━━ SUPPLIED MATERIAL

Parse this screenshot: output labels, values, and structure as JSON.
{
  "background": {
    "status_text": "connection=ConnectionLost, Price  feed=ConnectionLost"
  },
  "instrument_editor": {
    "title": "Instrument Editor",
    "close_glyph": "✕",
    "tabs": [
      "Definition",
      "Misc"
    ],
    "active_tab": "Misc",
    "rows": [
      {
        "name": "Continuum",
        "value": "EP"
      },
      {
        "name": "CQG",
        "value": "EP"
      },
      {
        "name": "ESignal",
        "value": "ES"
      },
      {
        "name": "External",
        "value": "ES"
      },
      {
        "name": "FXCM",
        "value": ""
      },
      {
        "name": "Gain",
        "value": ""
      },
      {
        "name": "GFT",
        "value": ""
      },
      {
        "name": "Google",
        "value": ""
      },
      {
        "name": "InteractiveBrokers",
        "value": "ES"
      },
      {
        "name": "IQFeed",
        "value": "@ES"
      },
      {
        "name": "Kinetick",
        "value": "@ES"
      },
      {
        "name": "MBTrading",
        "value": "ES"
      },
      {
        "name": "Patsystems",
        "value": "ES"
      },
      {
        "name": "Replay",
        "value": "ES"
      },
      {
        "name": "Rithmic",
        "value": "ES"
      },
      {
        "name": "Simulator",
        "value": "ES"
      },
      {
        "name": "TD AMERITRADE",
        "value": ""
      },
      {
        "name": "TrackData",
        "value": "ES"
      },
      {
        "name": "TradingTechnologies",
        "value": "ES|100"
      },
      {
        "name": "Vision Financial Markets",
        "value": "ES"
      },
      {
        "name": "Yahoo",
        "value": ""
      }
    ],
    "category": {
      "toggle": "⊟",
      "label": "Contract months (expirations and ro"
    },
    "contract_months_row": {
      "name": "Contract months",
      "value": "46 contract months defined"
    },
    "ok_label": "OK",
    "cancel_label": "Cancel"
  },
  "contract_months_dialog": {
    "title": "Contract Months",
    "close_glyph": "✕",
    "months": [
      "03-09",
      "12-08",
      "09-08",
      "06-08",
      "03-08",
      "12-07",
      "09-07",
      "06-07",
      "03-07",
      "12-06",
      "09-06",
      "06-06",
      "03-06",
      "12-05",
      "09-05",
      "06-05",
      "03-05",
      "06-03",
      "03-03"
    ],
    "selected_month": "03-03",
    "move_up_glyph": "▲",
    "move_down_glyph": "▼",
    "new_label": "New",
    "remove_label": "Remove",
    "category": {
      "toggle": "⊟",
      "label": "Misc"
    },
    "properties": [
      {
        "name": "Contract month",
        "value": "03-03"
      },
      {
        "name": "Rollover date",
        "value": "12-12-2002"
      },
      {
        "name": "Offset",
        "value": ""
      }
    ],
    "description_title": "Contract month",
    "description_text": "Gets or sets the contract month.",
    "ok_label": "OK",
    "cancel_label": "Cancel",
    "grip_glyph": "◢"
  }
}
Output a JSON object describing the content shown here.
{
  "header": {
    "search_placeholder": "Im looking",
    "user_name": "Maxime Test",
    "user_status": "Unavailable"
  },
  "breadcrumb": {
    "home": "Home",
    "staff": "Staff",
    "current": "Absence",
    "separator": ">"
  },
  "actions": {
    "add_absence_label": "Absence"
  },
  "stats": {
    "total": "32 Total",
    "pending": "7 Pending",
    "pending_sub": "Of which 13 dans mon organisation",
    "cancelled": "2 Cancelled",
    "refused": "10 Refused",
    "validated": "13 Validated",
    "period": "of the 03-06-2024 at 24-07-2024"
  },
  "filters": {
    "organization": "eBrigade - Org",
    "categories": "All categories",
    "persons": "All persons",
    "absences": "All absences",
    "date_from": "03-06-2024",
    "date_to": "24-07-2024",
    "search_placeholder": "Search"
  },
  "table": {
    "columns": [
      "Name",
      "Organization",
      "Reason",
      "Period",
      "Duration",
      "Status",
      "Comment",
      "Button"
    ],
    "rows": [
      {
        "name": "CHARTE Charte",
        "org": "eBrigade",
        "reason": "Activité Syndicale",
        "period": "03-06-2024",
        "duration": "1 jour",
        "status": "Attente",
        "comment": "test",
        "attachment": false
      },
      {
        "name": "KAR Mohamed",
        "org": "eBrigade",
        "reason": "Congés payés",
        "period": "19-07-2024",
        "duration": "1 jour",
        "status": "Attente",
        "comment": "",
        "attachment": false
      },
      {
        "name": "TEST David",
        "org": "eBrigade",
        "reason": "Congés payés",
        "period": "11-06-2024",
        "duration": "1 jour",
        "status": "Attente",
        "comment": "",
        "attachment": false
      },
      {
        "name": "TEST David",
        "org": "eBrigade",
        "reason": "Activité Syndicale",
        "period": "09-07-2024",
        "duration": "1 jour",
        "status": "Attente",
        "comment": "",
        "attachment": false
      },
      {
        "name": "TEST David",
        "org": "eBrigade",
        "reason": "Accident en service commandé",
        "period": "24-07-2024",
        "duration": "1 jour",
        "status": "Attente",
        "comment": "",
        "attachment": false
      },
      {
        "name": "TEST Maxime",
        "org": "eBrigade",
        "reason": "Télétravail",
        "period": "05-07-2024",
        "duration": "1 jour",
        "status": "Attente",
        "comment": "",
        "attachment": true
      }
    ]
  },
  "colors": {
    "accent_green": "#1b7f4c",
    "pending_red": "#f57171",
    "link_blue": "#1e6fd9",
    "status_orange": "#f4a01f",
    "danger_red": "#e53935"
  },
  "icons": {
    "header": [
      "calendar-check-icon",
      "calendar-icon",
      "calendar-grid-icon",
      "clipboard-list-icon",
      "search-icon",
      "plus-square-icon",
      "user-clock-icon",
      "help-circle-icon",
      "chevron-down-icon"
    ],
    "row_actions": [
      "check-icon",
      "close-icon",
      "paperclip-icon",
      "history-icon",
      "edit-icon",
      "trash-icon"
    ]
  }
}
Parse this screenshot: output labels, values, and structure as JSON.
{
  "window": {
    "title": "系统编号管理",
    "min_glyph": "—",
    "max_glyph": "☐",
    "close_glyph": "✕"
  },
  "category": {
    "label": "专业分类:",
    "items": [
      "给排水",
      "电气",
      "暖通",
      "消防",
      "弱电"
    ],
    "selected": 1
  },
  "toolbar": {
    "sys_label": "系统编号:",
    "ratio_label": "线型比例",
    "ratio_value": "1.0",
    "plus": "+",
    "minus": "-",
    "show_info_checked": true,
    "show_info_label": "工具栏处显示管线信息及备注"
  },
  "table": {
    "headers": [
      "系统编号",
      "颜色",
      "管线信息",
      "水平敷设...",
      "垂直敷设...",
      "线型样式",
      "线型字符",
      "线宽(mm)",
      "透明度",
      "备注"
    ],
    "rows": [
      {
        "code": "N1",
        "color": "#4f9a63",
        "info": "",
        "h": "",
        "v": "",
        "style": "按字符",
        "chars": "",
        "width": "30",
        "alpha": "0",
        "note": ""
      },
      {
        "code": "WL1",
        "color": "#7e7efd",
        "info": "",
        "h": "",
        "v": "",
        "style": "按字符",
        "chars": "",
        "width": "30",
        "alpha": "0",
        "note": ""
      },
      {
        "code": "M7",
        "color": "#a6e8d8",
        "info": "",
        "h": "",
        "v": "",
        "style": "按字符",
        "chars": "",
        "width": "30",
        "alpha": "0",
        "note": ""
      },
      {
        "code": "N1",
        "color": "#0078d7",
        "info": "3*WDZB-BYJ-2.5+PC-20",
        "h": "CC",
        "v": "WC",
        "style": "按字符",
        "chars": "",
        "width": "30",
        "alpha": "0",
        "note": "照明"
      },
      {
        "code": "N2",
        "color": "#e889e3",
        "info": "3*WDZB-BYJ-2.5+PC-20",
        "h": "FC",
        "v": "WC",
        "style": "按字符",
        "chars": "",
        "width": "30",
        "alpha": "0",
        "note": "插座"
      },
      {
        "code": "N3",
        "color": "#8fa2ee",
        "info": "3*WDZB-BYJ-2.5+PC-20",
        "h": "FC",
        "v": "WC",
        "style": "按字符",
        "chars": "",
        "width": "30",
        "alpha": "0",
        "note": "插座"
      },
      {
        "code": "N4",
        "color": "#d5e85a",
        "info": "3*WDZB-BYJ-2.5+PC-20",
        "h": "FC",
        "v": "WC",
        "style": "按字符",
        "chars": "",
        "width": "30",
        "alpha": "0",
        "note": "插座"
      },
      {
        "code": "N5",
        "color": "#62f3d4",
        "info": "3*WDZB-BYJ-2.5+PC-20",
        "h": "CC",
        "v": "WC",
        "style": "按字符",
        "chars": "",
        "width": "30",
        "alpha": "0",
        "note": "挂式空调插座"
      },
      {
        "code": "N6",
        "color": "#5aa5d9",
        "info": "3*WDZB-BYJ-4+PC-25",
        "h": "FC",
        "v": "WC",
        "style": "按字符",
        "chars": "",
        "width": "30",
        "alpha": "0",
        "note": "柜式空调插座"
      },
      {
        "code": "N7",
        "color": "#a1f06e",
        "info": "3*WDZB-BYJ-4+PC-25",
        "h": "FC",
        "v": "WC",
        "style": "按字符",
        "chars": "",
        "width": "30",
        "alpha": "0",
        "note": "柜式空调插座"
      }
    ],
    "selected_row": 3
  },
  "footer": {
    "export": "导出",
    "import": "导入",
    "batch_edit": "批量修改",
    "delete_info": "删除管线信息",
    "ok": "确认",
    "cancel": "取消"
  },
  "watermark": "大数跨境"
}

━━━━

[WORK TO DO] Identify all lines where the word "calendar" shows up. Copy them.

[EXERCISE RESULT]
      "calendar-check-icon",
      "calendar-icon",
      "calendar-grid-icon",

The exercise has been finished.